Exercise directions - Show every line below where "Camera" can be found.

Excerpted records -
++++
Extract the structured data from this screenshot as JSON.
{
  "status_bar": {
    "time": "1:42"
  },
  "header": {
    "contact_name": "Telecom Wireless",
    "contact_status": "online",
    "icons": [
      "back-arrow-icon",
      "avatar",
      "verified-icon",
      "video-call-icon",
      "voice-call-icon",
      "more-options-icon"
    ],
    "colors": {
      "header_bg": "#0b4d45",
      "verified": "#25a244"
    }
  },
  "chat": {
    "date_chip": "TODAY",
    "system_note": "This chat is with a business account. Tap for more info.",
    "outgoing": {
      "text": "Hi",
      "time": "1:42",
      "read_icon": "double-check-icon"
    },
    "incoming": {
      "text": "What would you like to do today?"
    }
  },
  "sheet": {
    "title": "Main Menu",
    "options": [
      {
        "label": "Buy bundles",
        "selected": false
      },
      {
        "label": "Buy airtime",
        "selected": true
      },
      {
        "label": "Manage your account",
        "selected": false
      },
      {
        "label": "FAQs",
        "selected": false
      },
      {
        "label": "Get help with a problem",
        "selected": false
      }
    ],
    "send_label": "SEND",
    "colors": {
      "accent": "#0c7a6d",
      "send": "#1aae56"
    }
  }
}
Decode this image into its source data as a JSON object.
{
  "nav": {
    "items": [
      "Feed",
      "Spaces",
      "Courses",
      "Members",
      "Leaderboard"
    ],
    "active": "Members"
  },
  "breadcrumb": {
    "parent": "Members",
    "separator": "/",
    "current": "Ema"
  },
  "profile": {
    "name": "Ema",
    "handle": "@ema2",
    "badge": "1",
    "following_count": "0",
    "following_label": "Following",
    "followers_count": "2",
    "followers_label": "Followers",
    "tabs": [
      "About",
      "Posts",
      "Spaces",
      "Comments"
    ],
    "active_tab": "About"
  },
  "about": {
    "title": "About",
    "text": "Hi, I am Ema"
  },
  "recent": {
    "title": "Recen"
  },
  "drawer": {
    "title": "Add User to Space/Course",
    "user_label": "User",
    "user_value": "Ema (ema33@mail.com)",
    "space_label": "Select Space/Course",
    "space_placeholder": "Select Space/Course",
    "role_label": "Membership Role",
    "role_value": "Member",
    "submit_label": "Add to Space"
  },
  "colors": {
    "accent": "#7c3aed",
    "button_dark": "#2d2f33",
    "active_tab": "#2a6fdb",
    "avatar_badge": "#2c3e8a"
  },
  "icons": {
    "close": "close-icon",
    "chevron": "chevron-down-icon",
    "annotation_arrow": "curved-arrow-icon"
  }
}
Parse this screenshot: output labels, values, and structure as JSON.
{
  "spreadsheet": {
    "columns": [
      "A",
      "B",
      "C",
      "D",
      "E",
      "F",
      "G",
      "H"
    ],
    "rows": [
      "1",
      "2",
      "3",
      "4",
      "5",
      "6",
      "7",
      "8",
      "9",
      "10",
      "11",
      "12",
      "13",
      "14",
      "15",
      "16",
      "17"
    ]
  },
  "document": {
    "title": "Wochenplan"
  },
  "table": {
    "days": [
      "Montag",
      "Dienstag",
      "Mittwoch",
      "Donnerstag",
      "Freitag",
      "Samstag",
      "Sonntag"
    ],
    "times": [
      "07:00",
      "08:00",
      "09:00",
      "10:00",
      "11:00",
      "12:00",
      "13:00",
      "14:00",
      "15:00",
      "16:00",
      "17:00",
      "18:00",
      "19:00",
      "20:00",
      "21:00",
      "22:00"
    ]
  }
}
++++
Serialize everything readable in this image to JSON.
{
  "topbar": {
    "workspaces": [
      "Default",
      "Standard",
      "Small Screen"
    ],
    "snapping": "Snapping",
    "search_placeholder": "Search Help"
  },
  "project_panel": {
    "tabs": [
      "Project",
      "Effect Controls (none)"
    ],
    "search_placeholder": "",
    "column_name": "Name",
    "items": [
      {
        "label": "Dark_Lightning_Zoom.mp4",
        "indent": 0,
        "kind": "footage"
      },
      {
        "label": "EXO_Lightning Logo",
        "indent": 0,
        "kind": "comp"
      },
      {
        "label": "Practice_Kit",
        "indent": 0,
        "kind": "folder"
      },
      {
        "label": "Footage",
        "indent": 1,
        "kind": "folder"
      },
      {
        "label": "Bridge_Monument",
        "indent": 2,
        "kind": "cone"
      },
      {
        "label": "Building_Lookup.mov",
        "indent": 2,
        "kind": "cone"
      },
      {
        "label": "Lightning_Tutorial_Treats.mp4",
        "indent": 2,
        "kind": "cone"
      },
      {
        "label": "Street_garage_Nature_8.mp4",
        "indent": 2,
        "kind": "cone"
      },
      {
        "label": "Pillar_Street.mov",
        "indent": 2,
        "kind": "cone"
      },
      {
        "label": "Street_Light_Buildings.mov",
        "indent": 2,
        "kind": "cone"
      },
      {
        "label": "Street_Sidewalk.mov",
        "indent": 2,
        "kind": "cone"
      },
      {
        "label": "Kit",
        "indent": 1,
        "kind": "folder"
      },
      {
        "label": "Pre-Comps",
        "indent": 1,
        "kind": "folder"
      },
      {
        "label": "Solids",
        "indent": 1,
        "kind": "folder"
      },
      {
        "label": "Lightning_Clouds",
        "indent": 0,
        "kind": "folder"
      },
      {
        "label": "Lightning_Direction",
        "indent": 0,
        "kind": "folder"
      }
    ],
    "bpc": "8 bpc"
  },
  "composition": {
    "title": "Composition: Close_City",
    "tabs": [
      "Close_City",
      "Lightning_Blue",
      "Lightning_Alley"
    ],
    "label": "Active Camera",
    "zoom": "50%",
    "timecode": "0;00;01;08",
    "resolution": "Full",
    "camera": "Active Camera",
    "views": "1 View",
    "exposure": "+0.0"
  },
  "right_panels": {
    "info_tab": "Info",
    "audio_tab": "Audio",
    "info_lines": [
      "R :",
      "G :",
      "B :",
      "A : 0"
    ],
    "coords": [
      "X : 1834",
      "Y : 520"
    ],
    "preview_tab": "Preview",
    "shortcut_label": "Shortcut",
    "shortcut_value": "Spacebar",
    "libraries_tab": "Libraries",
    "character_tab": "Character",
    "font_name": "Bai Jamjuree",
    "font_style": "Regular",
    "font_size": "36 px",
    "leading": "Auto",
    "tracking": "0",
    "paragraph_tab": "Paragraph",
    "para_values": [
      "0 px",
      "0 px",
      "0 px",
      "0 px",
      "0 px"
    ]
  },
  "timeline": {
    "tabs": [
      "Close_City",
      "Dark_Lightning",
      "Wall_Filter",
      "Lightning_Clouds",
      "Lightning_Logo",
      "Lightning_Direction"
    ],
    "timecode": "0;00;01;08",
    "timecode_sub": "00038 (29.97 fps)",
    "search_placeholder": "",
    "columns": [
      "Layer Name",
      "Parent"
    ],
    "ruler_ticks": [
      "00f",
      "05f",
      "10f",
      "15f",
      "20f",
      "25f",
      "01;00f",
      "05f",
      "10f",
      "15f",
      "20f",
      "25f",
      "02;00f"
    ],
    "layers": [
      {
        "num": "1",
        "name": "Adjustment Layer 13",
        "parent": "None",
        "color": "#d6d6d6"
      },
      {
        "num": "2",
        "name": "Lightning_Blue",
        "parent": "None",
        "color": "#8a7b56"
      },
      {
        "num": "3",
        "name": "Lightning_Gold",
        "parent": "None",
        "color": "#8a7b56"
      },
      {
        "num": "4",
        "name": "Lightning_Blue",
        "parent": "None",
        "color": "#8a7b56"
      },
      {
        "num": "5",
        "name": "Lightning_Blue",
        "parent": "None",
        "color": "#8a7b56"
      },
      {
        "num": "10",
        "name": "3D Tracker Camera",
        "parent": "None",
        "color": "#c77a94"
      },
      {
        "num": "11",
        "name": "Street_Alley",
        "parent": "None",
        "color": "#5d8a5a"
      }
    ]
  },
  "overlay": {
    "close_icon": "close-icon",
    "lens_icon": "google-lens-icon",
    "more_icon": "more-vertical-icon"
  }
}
++++
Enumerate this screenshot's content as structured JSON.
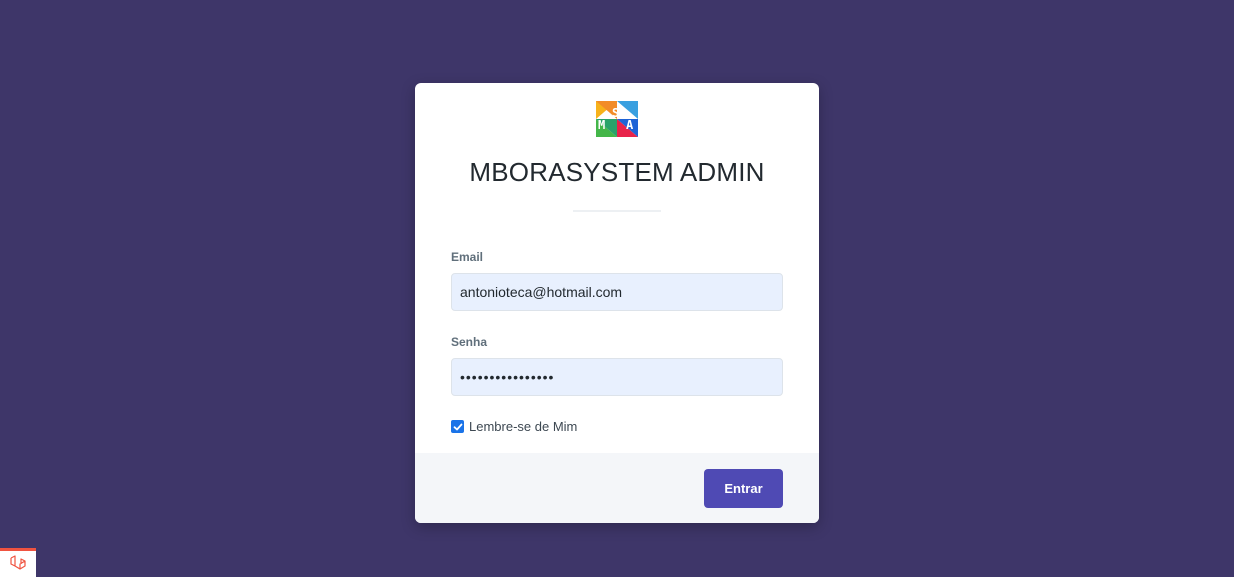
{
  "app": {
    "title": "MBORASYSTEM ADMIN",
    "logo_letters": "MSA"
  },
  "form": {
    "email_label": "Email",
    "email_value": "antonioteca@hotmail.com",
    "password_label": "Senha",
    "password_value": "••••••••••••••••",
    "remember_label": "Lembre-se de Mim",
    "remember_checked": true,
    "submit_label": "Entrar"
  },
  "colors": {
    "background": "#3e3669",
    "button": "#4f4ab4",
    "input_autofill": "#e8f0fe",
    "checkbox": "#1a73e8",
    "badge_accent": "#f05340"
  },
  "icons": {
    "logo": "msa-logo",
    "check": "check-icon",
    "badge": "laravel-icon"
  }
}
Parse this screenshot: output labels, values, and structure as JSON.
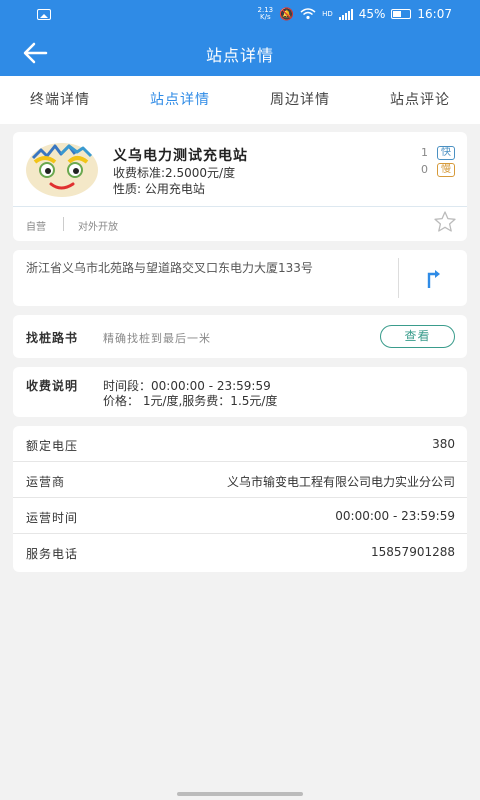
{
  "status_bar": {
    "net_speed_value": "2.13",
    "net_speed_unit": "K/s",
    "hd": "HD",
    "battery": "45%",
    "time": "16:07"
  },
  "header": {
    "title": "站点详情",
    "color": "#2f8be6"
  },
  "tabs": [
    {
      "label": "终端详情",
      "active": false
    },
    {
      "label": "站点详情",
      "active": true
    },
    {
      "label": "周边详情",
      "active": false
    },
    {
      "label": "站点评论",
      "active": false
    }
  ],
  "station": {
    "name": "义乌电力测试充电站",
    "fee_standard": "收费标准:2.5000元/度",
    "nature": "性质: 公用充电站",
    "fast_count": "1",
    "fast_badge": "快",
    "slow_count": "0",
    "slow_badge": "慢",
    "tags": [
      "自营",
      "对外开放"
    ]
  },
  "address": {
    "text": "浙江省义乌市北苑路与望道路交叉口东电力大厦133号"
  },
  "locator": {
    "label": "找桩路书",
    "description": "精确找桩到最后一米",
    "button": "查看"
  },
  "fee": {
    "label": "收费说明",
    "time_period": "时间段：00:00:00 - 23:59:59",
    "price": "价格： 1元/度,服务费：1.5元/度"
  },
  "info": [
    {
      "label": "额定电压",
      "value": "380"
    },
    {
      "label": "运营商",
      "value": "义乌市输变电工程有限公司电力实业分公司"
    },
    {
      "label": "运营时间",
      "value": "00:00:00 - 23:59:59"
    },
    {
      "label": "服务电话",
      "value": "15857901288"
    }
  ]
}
++++
Finished exercise -
    "label": "Active Camera",
    "camera": "Active Camera",
        "name": "3D Tracker Camera",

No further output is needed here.